## WHAT IS NEEDED:
Copy every line of the data in which the word "Компании" occurs.

## INPUT ROWS:
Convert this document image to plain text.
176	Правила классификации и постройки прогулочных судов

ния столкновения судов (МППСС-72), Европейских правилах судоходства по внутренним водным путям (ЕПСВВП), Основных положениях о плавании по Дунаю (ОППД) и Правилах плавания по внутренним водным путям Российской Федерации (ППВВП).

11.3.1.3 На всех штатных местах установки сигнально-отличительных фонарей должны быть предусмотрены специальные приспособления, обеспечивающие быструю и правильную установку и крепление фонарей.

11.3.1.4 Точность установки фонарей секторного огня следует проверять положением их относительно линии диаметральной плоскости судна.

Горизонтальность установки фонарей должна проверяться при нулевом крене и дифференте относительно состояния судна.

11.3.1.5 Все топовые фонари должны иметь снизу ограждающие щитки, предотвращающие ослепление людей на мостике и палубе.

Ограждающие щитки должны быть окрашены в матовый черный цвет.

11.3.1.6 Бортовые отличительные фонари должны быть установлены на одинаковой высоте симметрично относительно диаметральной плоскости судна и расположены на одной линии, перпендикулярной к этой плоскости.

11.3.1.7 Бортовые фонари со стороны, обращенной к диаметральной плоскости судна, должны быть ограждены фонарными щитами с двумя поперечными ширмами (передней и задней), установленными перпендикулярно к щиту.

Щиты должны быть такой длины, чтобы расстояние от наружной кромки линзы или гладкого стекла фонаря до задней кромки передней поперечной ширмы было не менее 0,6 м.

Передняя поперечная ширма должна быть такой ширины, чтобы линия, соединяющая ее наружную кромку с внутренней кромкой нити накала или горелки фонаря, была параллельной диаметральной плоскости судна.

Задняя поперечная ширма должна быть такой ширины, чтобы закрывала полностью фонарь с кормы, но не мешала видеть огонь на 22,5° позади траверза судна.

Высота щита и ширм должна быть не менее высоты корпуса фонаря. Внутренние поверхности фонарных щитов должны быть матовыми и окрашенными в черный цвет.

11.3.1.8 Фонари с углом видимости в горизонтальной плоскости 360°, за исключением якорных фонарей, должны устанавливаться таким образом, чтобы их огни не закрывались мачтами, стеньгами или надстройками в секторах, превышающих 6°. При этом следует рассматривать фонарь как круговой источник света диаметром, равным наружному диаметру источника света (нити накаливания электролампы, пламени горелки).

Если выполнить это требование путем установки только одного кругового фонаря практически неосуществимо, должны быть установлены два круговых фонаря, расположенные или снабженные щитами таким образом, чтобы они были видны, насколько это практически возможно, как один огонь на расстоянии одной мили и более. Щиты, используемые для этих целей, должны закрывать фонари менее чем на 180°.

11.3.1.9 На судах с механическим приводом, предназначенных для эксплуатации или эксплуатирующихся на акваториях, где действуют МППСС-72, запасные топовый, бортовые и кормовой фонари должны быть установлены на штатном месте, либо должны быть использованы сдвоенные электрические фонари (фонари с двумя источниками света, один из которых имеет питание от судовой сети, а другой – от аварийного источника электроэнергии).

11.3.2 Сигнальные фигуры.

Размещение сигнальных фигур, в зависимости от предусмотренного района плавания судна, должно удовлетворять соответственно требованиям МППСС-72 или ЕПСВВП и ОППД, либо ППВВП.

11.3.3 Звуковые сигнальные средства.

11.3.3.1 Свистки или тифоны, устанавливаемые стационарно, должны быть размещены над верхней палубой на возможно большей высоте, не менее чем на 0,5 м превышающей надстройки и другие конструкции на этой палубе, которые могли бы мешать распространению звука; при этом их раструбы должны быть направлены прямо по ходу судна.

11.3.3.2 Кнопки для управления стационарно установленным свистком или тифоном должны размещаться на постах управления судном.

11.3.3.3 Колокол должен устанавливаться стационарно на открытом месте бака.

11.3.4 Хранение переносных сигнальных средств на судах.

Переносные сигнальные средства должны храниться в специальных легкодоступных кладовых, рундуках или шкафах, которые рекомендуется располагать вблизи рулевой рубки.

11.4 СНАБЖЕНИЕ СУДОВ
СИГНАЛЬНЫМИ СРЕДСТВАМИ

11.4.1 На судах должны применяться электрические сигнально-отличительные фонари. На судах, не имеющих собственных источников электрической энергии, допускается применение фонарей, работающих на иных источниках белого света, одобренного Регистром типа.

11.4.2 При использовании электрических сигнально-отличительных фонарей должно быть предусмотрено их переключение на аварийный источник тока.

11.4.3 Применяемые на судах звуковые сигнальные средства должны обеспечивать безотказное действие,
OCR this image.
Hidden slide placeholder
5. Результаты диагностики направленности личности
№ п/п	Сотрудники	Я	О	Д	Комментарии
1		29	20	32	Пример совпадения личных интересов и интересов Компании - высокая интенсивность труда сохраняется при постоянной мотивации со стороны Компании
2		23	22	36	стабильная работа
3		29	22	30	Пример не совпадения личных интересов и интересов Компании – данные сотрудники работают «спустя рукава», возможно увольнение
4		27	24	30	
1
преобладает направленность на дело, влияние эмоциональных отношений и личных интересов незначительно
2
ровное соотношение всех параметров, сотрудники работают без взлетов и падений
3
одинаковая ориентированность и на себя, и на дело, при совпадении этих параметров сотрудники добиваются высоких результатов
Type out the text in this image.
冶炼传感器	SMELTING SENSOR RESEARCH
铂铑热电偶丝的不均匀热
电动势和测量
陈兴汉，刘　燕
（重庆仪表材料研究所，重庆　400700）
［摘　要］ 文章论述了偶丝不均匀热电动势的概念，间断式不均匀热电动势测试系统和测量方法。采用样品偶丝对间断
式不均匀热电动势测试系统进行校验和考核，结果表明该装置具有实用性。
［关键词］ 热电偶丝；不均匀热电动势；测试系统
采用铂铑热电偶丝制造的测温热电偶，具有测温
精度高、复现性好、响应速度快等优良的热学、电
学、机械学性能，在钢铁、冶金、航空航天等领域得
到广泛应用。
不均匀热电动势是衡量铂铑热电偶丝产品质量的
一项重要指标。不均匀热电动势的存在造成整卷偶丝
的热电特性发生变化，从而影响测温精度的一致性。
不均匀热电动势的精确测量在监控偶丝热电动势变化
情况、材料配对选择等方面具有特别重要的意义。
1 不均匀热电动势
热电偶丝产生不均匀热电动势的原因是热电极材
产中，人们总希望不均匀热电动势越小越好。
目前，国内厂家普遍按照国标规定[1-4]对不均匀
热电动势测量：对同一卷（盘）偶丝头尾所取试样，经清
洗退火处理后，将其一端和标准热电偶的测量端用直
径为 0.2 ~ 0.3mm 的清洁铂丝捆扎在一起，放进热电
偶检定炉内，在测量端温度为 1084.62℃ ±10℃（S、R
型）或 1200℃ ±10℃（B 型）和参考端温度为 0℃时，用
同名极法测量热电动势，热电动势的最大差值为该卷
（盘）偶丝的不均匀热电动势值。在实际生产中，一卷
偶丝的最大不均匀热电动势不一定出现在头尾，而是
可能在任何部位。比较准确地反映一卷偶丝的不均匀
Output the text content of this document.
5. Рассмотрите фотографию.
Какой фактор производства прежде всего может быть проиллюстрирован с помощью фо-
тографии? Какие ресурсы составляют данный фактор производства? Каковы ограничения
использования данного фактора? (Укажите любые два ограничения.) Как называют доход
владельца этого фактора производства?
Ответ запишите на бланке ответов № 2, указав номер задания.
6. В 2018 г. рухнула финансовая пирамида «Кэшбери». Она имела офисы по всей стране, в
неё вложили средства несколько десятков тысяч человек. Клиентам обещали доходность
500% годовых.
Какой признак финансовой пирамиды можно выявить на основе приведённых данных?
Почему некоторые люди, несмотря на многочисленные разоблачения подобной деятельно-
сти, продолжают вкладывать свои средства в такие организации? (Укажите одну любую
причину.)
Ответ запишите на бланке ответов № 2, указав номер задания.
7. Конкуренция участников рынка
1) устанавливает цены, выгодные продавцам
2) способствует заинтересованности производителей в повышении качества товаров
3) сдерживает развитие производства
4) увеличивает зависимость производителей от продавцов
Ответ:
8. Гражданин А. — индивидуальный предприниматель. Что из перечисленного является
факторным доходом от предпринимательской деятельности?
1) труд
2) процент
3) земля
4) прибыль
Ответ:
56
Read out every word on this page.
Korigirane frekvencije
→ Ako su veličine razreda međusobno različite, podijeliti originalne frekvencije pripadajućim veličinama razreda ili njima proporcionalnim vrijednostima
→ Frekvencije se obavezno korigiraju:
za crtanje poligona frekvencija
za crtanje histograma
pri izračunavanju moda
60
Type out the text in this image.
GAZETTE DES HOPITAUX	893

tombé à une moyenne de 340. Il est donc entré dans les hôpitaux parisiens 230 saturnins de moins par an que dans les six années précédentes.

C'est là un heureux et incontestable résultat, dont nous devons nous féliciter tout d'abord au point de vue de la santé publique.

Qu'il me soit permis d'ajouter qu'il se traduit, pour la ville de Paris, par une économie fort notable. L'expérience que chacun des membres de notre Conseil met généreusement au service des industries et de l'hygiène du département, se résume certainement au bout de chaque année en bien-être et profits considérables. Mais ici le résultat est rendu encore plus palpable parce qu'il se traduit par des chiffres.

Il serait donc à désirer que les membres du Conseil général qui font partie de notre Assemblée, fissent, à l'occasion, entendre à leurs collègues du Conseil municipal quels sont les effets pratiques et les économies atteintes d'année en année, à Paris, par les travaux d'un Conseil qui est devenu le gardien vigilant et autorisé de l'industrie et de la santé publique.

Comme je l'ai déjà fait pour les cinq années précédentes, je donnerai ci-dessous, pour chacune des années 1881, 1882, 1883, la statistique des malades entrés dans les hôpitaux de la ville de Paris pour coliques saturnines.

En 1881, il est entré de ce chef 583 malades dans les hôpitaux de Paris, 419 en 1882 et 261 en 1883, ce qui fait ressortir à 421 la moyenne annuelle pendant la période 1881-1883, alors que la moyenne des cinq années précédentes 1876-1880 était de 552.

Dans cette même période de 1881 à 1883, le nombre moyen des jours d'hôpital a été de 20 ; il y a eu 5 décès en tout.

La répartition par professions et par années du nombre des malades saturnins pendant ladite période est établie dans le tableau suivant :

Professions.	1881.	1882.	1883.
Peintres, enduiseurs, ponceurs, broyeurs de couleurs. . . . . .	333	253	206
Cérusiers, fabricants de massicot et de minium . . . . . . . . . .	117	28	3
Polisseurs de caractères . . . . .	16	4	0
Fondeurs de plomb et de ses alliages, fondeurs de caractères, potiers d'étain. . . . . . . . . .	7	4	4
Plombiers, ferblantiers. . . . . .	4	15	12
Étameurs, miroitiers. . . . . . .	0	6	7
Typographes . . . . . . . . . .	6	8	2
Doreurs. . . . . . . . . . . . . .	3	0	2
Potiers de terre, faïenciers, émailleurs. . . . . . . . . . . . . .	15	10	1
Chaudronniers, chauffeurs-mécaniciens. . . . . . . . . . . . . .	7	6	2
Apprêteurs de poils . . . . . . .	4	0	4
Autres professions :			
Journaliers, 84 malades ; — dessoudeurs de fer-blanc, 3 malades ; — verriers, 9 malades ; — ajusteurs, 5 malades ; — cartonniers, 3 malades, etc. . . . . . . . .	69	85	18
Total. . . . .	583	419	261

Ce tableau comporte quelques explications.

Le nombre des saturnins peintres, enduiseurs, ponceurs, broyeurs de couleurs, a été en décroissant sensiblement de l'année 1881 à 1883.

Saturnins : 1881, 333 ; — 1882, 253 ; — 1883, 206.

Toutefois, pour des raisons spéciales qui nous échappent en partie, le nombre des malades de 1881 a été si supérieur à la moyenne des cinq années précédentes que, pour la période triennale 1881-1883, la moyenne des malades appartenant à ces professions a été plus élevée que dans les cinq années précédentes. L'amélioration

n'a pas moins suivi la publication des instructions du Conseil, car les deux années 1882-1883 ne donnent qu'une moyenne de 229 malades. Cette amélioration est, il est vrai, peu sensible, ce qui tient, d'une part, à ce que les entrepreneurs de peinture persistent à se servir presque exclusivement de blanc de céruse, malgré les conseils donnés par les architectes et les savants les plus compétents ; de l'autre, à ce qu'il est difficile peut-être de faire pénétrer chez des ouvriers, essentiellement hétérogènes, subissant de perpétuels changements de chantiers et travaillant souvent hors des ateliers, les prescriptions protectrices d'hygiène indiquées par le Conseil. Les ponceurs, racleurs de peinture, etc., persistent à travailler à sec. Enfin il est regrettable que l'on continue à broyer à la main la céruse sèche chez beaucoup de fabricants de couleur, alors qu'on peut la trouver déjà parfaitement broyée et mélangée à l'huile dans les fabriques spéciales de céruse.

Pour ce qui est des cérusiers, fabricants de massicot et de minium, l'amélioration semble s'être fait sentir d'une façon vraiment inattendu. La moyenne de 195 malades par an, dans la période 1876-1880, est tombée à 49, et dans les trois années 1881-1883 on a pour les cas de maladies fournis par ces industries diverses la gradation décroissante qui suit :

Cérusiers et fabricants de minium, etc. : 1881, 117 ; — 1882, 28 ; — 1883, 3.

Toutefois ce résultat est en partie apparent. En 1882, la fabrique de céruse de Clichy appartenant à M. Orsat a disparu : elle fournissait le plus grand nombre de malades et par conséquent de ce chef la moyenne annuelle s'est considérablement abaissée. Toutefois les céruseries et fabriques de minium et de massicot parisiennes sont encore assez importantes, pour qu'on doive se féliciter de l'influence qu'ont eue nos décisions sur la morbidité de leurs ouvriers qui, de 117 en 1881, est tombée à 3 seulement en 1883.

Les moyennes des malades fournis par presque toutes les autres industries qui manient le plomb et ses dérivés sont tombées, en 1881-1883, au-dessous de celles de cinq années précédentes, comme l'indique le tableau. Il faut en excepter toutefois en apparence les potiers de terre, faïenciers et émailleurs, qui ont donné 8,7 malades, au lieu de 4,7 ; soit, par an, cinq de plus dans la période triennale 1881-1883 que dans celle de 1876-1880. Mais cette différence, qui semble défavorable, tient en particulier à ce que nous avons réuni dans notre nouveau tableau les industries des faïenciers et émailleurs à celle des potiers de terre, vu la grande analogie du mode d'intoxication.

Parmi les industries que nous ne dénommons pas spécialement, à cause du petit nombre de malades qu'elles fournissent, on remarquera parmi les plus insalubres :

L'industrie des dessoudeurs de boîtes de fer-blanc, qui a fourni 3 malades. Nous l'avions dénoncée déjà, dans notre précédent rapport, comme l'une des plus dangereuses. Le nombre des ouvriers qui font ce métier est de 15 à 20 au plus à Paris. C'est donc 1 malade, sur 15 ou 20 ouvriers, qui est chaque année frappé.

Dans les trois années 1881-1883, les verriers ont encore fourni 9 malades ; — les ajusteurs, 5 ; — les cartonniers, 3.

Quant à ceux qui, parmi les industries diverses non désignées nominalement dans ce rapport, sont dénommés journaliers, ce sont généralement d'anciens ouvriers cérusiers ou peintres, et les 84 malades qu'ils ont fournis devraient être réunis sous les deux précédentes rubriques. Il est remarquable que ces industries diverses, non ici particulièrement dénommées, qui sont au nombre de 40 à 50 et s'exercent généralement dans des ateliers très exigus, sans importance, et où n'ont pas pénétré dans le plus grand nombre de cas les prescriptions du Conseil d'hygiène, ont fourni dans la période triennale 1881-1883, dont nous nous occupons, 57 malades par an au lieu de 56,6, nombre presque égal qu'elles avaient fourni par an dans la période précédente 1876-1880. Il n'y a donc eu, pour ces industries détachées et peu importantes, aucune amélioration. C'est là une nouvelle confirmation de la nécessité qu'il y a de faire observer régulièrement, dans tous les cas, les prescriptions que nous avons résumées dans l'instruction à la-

## EXERCISE RESULT:
1		29	20	32	Пример совпадения личных интересов и интересов Компании - высокая интенсивность труда сохраняется при постоянной мотивации со стороны Компании
3		29	22	30	Пример не совпадения личных интересов и интересов Компании – данные сотрудники работают «спустя рукава», возможно увольнение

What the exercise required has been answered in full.